**Given instruction**. Each line of the material below should be reproduced exactly.

Figure contents as structured data
◇ ◇ ◇ ◇

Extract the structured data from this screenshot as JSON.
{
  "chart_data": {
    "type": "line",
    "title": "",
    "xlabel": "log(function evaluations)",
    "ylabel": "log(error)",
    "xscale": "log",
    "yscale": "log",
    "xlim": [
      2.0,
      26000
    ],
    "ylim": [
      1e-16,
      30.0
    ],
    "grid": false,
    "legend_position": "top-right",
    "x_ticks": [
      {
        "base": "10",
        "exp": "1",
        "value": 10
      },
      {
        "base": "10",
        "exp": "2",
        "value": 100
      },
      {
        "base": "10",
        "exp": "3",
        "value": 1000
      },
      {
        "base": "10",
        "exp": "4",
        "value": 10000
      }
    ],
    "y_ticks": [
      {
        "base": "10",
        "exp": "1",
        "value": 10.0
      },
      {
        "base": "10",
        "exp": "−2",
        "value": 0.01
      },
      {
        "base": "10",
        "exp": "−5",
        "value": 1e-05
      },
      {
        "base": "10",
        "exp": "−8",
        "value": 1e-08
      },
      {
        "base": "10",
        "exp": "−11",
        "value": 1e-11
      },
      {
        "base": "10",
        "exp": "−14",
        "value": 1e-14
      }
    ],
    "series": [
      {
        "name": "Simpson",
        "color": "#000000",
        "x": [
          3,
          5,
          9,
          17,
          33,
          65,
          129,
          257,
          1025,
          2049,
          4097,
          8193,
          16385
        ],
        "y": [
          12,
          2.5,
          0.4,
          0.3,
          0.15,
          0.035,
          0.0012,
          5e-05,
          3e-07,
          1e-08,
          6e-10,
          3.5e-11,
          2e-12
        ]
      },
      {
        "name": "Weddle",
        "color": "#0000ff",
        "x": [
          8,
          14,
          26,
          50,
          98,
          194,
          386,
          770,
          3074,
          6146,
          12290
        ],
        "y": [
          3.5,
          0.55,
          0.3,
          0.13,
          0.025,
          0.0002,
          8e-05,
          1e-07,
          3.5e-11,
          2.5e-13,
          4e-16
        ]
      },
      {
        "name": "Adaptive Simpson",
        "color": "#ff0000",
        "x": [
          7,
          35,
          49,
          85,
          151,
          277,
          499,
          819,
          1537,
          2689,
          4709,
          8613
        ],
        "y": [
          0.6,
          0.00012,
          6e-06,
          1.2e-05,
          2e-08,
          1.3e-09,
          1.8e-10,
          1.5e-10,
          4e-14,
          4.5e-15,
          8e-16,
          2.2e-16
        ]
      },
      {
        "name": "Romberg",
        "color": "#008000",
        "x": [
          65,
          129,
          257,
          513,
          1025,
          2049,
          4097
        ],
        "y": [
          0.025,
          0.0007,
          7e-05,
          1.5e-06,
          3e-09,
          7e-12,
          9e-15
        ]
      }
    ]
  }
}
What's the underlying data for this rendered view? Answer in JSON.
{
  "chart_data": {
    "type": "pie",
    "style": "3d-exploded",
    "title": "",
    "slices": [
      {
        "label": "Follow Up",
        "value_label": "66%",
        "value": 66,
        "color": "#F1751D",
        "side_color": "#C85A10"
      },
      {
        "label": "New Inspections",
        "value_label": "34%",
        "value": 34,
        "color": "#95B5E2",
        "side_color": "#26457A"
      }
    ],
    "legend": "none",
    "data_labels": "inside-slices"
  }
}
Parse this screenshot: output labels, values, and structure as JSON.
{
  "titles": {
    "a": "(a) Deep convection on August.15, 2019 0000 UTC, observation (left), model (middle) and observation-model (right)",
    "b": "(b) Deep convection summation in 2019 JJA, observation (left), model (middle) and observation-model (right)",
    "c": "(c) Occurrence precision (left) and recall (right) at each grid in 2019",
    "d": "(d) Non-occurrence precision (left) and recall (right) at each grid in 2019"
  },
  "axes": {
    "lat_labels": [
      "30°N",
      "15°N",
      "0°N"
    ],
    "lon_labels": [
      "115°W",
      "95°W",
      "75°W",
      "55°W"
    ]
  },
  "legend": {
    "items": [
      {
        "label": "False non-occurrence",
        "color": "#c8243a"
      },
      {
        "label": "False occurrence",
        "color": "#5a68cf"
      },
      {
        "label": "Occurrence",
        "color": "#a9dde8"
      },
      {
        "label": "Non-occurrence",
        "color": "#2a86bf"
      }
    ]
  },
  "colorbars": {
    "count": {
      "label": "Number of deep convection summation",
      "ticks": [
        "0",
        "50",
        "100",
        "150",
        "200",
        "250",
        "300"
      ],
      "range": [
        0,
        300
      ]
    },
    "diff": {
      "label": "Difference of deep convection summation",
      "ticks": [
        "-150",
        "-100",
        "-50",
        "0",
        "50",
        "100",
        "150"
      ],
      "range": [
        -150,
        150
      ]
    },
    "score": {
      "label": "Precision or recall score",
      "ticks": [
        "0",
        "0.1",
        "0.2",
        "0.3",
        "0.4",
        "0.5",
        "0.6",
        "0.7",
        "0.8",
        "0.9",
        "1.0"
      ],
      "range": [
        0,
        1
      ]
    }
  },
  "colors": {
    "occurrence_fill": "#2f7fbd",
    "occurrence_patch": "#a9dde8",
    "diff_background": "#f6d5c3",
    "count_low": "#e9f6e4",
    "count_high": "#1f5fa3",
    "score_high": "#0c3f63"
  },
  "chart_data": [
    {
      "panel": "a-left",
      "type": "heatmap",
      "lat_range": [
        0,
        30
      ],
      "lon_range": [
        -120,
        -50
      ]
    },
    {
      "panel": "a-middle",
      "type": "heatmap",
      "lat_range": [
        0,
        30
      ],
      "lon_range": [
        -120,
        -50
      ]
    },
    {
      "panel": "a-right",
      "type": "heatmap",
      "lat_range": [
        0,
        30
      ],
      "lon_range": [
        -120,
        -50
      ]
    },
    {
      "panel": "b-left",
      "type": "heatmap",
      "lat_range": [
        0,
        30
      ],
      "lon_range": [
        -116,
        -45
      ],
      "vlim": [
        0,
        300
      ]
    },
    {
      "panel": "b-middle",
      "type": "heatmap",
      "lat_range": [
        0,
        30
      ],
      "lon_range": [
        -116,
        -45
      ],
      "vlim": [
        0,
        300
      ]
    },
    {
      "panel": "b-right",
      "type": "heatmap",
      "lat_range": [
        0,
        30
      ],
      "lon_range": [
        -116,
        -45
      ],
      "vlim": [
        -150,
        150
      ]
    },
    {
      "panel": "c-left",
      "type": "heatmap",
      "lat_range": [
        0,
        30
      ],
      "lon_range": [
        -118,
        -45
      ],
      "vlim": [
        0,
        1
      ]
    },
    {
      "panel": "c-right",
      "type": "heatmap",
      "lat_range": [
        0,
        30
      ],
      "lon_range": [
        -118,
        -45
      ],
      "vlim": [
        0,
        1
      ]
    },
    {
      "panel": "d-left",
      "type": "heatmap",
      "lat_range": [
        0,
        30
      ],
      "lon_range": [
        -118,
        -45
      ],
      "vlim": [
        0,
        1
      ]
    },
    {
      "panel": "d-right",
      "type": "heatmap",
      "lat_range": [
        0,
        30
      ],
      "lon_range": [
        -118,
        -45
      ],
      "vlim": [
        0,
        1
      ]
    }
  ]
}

◇ ◇ ◇ ◇

**Answer to this exercise**.
Extract the structured data from this screenshot as JSON.
{
  "chart_data": {
    "type": "line",
    "title": "",
    "xlabel": "log(function evaluations)",
    "ylabel": "log(error)",
    "xscale": "log",
    "yscale": "log",
    "xlim": [
      2.0,
      26000
    ],
    "ylim": [
      1e-16,
      30.0
    ],
    "grid": false,
    "legend_position": "top-right",
    "x_ticks": [
      {
        "base": "10",
        "exp": "1",
        "value": 10
      },
      {
        "base": "10",
        "exp": "2",
        "value": 100
      },
      {
        "base": "10",
        "exp": "3",
        "value": 1000
      },
      {
        "base": "10",
        "exp": "4",
        "value": 10000
      }
    ],
    "y_ticks": [
      {
        "base": "10",
        "exp": "1",
        "value": 10.0
      },
      {
        "base": "10",
        "exp": "−2",
        "value": 0.01
      },
      {
        "base": "10",
        "exp": "−5",
        "value": 1e-05
      },
      {
        "base": "10",
        "exp": "−8",
        "value": 1e-08
      },
      {
        "base": "10",
        "exp": "−11",
        "value": 1e-11
      },
      {
        "base": "10",
        "exp": "−14",
        "value": 1e-14
      }
    ],
    "series": [
      {
        "name": "Simpson",
        "color": "#000000",
        "x": [
          3,
          5,
          9,
          17,
          33,
          65,
          129,
          257,
          1025,
          2049,
          4097,
          8193,
          16385
        ],
        "y": [
          12,
          2.5,
          0.4,
          0.3,
          0.15,
          0.035,
          0.0012,
          5e-05,
          3e-07,
          1e-08,
          6e-10,
          3.5e-11,
          2e-12
        ]
      },
      {
        "name": "Weddle",
        "color": "#0000ff",
        "x": [
          8,
          14,
          26,
          50,
          98,
          194,
          386,
          770,
          3074,
          6146,
          12290
        ],
        "y": [
          3.5,
          0.55,
          0.3,
          0.13,
          0.025,
          0.0002,
          8e-05,
          1e-07,
          3.5e-11,
          2.5e-13,
          4e-16
        ]
      },
      {
        "name": "Adaptive Simpson",
        "color": "#ff0000",
        "x": [
          7,
          35,
          49,
          85,
          151,
          277,
          499,
          819,
          1537,
          2689,
          4709,
          8613
        ],
        "y": [
          0.6,
          0.00012,
          6e-06,
          1.2e-05,
          2e-08,
          1.3e-09,
          1.8e-10,
          1.5e-10,
          4e-14,
          4.5e-15,
          8e-16,
          2.2e-16
        ]
      },
      {
        "name": "Romberg",
        "color": "#008000",
        "x": [
          65,
          129,
          257,
          513,
          1025,
          2049,
          4097
        ],
        "y": [
          0.025,
          0.0007,
          7e-05,
          1.5e-06,
          3e-09,
          7e-12,
          9e-15
        ]
      }
    ]
  }
}
What's the underlying data for this rendered view? Answer in JSON.
{
  "chart_data": {
    "type": "pie",
    "style": "3d-exploded",
    "title": "",
    "slices": [
      {
        "label": "Follow Up",
        "value_label": "66%",
        "value": 66,
        "color": "#F1751D",
        "side_color": "#C85A10"
      },
      {
        "label": "New Inspections",
        "value_label": "34%",
        "value": 34,
        "color": "#95B5E2",
        "side_color": "#26457A"
      }
    ],
    "legend": "none",
    "data_labels": "inside-slices"
  }
}
Parse this screenshot: output labels, values, and structure as JSON.
{
  "titles": {
    "a": "(a) Deep convection on August.15, 2019 0000 UTC, observation (left), model (middle) and observation-model (right)",
    "b": "(b) Deep convection summation in 2019 JJA, observation (left), model (middle) and observation-model (right)",
    "c": "(c) Occurrence precision (left) and recall (right) at each grid in 2019",
    "d": "(d) Non-occurrence precision (left) and recall (right) at each grid in 2019"
  },
  "axes": {
    "lat_labels": [
      "30°N",
      "15°N",
      "0°N"
    ],
    "lon_labels": [
      "115°W",
      "95°W",
      "75°W",
      "55°W"
    ]
  },
  "legend": {
    "items": [
      {
        "label": "False non-occurrence",
        "color": "#c8243a"
      },
      {
        "label": "False occurrence",
        "color": "#5a68cf"
      },
      {
        "label": "Occurrence",
        "color": "#a9dde8"
      },
      {
        "label": "Non-occurrence",
        "color": "#2a86bf"
      }
    ]
  },
  "colorbars": {
    "count": {
      "label": "Number of deep convection summation",
      "ticks": [
        "0",
        "50",
        "100",
        "150",
        "200",
        "250",
        "300"
      ],
      "range": [
        0,
        300
      ]
    },
    "diff": {
      "label": "Difference of deep convection summation",
      "ticks": [
        "-150",
        "-100",
        "-50",
        "0",
        "50",
        "100",
        "150"
      ],
      "range": [
        -150,
        150
      ]
    },
    "score": {
      "label": "Precision or recall score",
      "ticks": [
        "0",
        "0.1",
        "0.2",
        "0.3",
        "0.4",
        "0.5",
        "0.6",
        "0.7",
        "0.8",
        "0.9",
        "1.0"
      ],
      "range": [
        0,
        1
      ]
    }
  },
  "colors": {
    "occurrence_fill": "#2f7fbd",
    "occurrence_patch": "#a9dde8",
    "diff_background": "#f6d5c3",
    "count_low": "#e9f6e4",
    "count_high": "#1f5fa3",
    "score_high": "#0c3f63"
  },
  "chart_data": [
    {
      "panel": "a-left",
      "type": "heatmap",
      "lat_range": [
        0,
        30
      ],
      "lon_range": [
        -120,
        -50
      ]
    },
    {
      "panel": "a-middle",
      "type": "heatmap",
      "lat_range": [
        0,
        30
      ],
      "lon_range": [
        -120,
        -50
      ]
    },
    {
      "panel": "a-right",
      "type": "heatmap",
      "lat_range": [
        0,
        30
      ],
      "lon_range": [
        -120,
        -50
      ]
    },
    {
      "panel": "b-left",
      "type": "heatmap",
      "lat_range": [
        0,
        30
      ],
      "lon_range": [
        -116,
        -45
      ],
      "vlim": [
        0,
        300
      ]
    },
    {
      "panel": "b-middle",
      "type": "heatmap",
      "lat_range": [
        0,
        30
      ],
      "lon_range": [
        -116,
        -45
      ],
      "vlim": [
        0,
        300
      ]
    },
    {
      "panel": "b-right",
      "type": "heatmap",
      "lat_range": [
        0,
        30
      ],
      "lon_range": [
        -116,
        -45
      ],
      "vlim": [
        -150,
        150
      ]
    },
    {
      "panel": "c-left",
      "type": "heatmap",
      "lat_range": [
        0,
        30
      ],
      "lon_range": [
        -118,
        -45
      ],
      "vlim": [
        0,
        1
      ]
    },
    {
      "panel": "c-right",
      "type": "heatmap",
      "lat_range": [
        0,
        30
      ],
      "lon_range": [
        -118,
        -45
      ],
      "vlim": [
        0,
        1
      ]
    },
    {
      "panel": "d-left",
      "type": "heatmap",
      "lat_range": [
        0,
        30
      ],
      "lon_range": [
        -118,
        -45
      ],
      "vlim": [
        0,
        1
      ]
    },
    {
      "panel": "d-right",
      "type": "heatmap",
      "lat_range": [
        0,
        30
      ],
      "lon_range": [
        -118,
        -45
      ],
      "vlim": [
        0,
        1
      ]
    }
  ]
}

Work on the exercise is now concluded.